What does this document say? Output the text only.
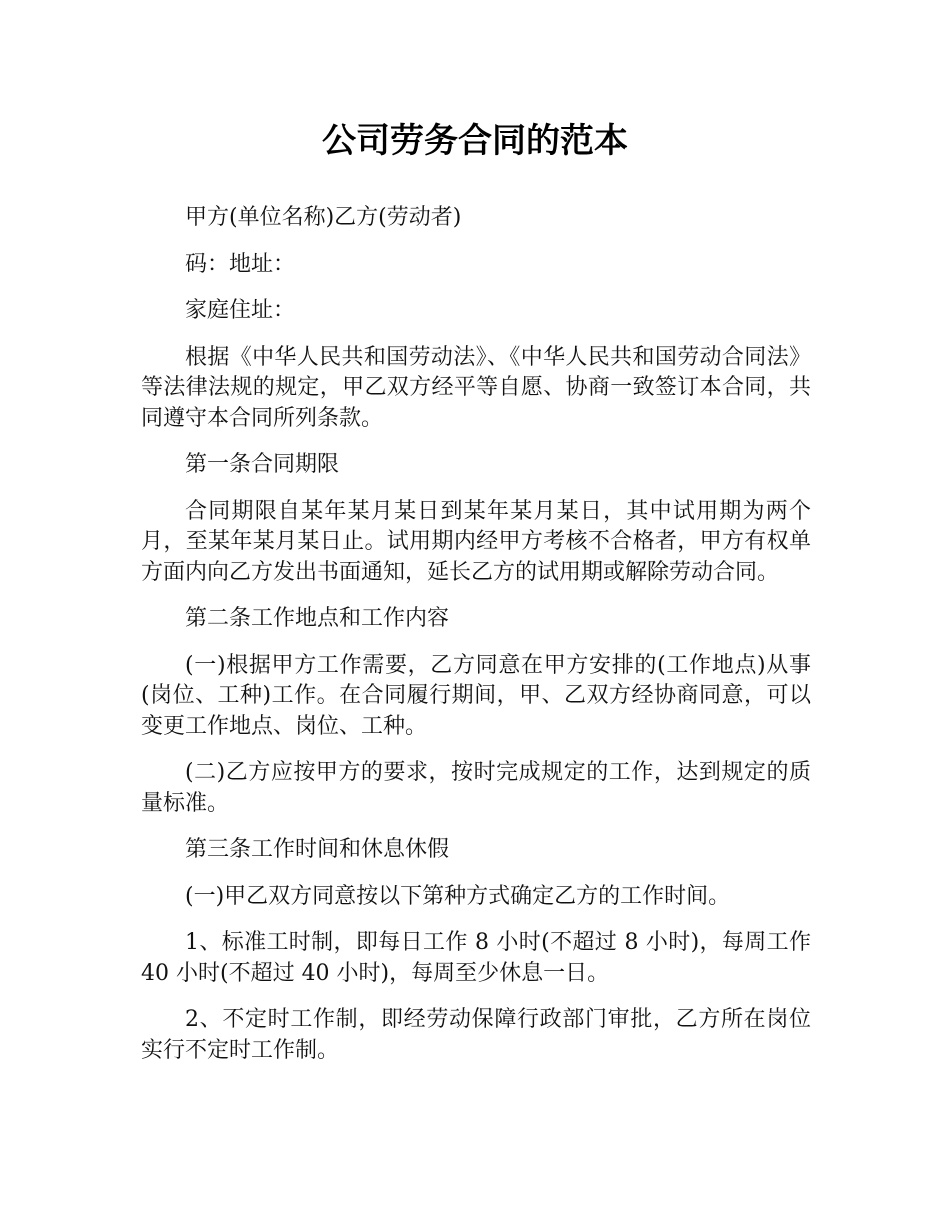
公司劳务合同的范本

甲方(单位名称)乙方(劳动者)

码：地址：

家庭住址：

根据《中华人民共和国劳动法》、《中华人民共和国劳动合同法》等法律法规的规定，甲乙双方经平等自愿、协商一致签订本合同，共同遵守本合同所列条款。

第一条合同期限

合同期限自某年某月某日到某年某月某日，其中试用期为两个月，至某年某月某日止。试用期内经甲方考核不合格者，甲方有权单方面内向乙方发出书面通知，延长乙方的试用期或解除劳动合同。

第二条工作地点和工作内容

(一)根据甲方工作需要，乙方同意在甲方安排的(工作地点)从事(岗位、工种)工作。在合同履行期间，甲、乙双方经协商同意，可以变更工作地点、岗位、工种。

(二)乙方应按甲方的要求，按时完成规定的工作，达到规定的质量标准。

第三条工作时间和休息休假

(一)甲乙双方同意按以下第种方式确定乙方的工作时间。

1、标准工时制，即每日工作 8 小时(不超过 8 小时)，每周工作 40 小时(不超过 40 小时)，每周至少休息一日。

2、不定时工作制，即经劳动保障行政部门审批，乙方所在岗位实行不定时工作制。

════════════════

Give every record again exactly, apart from the pictures, which stay out.

What does this document say? Output the text only.
公司劳务合同的范本

甲方(单位名称)乙方(劳动者)

码：地址：

家庭住址：

根据《中华人民共和国劳动法》、《中华人民共和国劳动合同法》等法律法规的规定，甲乙双方经平等自愿、协商一致签订本合同，共同遵守本合同所列条款。

第一条合同期限

合同期限自某年某月某日到某年某月某日，其中试用期为两个月，至某年某月某日止。试用期内经甲方考核不合格者，甲方有权单方面内向乙方发出书面通知，延长乙方的试用期或解除劳动合同。

第二条工作地点和工作内容

(一)根据甲方工作需要，乙方同意在甲方安排的(工作地点)从事(岗位、工种)工作。在合同履行期间，甲、乙双方经协商同意，可以变更工作地点、岗位、工种。

(二)乙方应按甲方的要求，按时完成规定的工作，达到规定的质量标准。

第三条工作时间和休息休假

(一)甲乙双方同意按以下第种方式确定乙方的工作时间。

1、标准工时制，即每日工作 8 小时(不超过 8 小时)，每周工作 40 小时(不超过 40 小时)，每周至少休息一日。

2、不定时工作制，即经劳动保障行政部门审批，乙方所在岗位实行不定时工作制。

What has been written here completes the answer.